CHALLENGE: Swap "x-tick-date" for "x-tick-label" everywhere in the lines below and write the lines out again, leaving everything else unchanged.

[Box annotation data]
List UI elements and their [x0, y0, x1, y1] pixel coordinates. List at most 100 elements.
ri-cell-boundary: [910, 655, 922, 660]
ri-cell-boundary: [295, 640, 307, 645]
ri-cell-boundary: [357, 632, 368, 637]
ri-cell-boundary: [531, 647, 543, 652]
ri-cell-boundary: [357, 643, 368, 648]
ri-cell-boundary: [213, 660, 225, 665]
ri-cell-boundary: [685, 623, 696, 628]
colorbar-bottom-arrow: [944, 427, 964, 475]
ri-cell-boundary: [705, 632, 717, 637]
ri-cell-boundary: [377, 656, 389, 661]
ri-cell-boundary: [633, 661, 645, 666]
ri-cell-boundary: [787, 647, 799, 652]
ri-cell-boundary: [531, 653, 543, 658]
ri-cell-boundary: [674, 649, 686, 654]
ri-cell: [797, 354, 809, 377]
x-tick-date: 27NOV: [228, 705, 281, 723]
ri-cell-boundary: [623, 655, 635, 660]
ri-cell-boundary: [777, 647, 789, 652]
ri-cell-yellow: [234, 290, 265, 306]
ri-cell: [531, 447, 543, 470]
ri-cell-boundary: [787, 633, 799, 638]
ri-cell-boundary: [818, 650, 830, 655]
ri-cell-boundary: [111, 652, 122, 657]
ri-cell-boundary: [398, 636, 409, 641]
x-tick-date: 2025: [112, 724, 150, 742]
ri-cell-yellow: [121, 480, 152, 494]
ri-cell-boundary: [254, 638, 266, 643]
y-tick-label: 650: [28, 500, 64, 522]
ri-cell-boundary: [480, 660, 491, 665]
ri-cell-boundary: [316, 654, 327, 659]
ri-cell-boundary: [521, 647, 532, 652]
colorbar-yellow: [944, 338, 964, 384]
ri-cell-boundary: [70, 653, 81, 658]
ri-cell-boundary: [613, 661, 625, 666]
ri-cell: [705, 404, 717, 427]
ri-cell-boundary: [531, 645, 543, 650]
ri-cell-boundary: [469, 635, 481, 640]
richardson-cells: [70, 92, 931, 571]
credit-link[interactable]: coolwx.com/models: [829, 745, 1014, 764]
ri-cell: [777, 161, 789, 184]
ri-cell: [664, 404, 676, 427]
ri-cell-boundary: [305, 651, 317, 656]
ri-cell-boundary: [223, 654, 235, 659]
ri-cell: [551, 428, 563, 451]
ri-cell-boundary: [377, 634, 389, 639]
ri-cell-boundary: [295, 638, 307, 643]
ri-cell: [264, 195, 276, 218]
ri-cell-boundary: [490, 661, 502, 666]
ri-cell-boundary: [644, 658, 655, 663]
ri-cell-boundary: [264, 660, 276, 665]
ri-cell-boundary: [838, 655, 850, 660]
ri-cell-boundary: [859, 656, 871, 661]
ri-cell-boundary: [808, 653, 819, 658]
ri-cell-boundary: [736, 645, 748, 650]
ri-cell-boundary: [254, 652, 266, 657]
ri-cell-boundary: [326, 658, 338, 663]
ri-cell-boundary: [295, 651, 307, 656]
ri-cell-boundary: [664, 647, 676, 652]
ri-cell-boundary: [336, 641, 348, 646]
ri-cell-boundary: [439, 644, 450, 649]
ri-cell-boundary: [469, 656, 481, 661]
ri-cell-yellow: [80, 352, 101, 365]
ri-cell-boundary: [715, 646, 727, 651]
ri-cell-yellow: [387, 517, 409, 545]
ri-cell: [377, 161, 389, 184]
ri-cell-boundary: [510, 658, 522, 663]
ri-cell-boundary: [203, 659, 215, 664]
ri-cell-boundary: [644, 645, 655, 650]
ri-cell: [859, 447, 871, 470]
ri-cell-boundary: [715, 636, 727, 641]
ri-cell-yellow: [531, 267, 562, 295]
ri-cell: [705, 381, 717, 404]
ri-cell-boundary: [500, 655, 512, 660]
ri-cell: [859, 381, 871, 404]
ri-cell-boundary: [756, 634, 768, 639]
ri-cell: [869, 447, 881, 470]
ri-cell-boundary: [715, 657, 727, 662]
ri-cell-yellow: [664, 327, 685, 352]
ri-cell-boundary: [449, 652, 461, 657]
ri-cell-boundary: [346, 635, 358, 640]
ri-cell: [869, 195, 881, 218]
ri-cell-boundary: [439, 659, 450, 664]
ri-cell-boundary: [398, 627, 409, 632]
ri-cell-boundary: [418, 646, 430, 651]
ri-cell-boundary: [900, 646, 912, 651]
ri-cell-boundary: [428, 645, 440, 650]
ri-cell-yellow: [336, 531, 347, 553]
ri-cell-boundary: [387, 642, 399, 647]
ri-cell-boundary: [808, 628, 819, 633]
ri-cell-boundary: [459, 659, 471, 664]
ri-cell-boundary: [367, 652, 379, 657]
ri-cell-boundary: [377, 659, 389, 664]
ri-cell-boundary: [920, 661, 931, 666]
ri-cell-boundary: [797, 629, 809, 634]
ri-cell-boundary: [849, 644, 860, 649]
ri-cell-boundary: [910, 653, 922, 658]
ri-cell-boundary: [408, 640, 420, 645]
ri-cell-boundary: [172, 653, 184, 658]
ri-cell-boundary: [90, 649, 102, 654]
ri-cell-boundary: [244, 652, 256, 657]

SOLUTION TO THIS TASK:
List UI elements and their [x0, y0, x1, y1] pixel coordinates. List at most 100 elements.
ri-cell-boundary: [910, 655, 922, 660]
ri-cell-boundary: [295, 640, 307, 645]
ri-cell-boundary: [357, 632, 368, 637]
ri-cell-boundary: [531, 647, 543, 652]
ri-cell-boundary: [357, 643, 368, 648]
ri-cell-boundary: [213, 660, 225, 665]
ri-cell-boundary: [685, 623, 696, 628]
colorbar-bottom-arrow: [944, 427, 964, 475]
ri-cell-boundary: [705, 632, 717, 637]
ri-cell-boundary: [377, 656, 389, 661]
ri-cell-boundary: [633, 661, 645, 666]
ri-cell-boundary: [787, 647, 799, 652]
ri-cell-boundary: [531, 653, 543, 658]
ri-cell-boundary: [674, 649, 686, 654]
ri-cell: [797, 354, 809, 377]
x-tick-label: 27NOV: [228, 705, 281, 723]
ri-cell-boundary: [623, 655, 635, 660]
ri-cell-boundary: [777, 647, 789, 652]
ri-cell-yellow: [234, 290, 265, 306]
ri-cell: [531, 447, 543, 470]
ri-cell-boundary: [787, 633, 799, 638]
ri-cell-boundary: [818, 650, 830, 655]
ri-cell-boundary: [111, 652, 122, 657]
ri-cell-boundary: [398, 636, 409, 641]
x-tick-label: 2025: [112, 724, 150, 742]
ri-cell-yellow: [121, 480, 152, 494]
ri-cell-boundary: [254, 638, 266, 643]
y-tick-label: 650: [28, 500, 64, 522]
ri-cell-boundary: [480, 660, 491, 665]
ri-cell-boundary: [316, 654, 327, 659]
ri-cell-boundary: [521, 647, 532, 652]
colorbar-yellow: [944, 338, 964, 384]
ri-cell-boundary: [70, 653, 81, 658]
ri-cell-boundary: [613, 661, 625, 666]
ri-cell: [705, 404, 717, 427]
ri-cell-boundary: [531, 645, 543, 650]
ri-cell-boundary: [469, 635, 481, 640]
richardson-cells: [70, 92, 931, 571]
credit-link[interactable]: coolwx.com/models: [829, 745, 1014, 764]
ri-cell: [777, 161, 789, 184]
ri-cell: [664, 404, 676, 427]
ri-cell-boundary: [305, 651, 317, 656]
ri-cell-boundary: [223, 654, 235, 659]
ri-cell: [551, 428, 563, 451]
ri-cell-boundary: [377, 634, 389, 639]
ri-cell-boundary: [295, 638, 307, 643]
ri-cell: [264, 195, 276, 218]
ri-cell-boundary: [490, 661, 502, 666]
ri-cell-boundary: [644, 658, 655, 663]
ri-cell-boundary: [264, 660, 276, 665]
ri-cell-boundary: [838, 655, 850, 660]
ri-cell-boundary: [859, 656, 871, 661]
ri-cell-boundary: [808, 653, 819, 658]
ri-cell-boundary: [736, 645, 748, 650]
ri-cell-boundary: [254, 652, 266, 657]
ri-cell-boundary: [326, 658, 338, 663]
ri-cell-boundary: [295, 651, 307, 656]
ri-cell-boundary: [664, 647, 676, 652]
ri-cell-boundary: [336, 641, 348, 646]
ri-cell-boundary: [439, 644, 450, 649]
ri-cell-boundary: [469, 656, 481, 661]
ri-cell-yellow: [80, 352, 101, 365]
ri-cell-boundary: [715, 646, 727, 651]
ri-cell-yellow: [387, 517, 409, 545]
ri-cell: [377, 161, 389, 184]
ri-cell-boundary: [510, 658, 522, 663]
ri-cell-boundary: [203, 659, 215, 664]
ri-cell-boundary: [644, 645, 655, 650]
ri-cell: [859, 447, 871, 470]
ri-cell-boundary: [715, 636, 727, 641]
ri-cell-yellow: [531, 267, 562, 295]
ri-cell: [705, 381, 717, 404]
ri-cell-boundary: [500, 655, 512, 660]
ri-cell: [859, 381, 871, 404]
ri-cell-boundary: [756, 634, 768, 639]
ri-cell: [869, 447, 881, 470]
ri-cell-boundary: [715, 657, 727, 662]
ri-cell-yellow: [664, 327, 685, 352]
ri-cell-boundary: [449, 652, 461, 657]
ri-cell-boundary: [346, 635, 358, 640]
ri-cell: [869, 195, 881, 218]
ri-cell-boundary: [439, 659, 450, 664]
ri-cell-boundary: [398, 627, 409, 632]
ri-cell-boundary: [418, 646, 430, 651]
ri-cell-boundary: [900, 646, 912, 651]
ri-cell-boundary: [428, 645, 440, 650]
ri-cell-yellow: [336, 531, 347, 553]
ri-cell-boundary: [387, 642, 399, 647]
ri-cell-boundary: [808, 628, 819, 633]
ri-cell-boundary: [459, 659, 471, 664]
ri-cell-boundary: [367, 652, 379, 657]
ri-cell-boundary: [377, 659, 389, 664]
ri-cell-boundary: [920, 661, 931, 666]
ri-cell-boundary: [797, 629, 809, 634]
ri-cell-boundary: [849, 644, 860, 649]
ri-cell-boundary: [910, 653, 922, 658]
ri-cell-boundary: [408, 640, 420, 645]
ri-cell-boundary: [172, 653, 184, 658]
ri-cell-boundary: [90, 649, 102, 654]
ri-cell-boundary: [244, 652, 256, 657]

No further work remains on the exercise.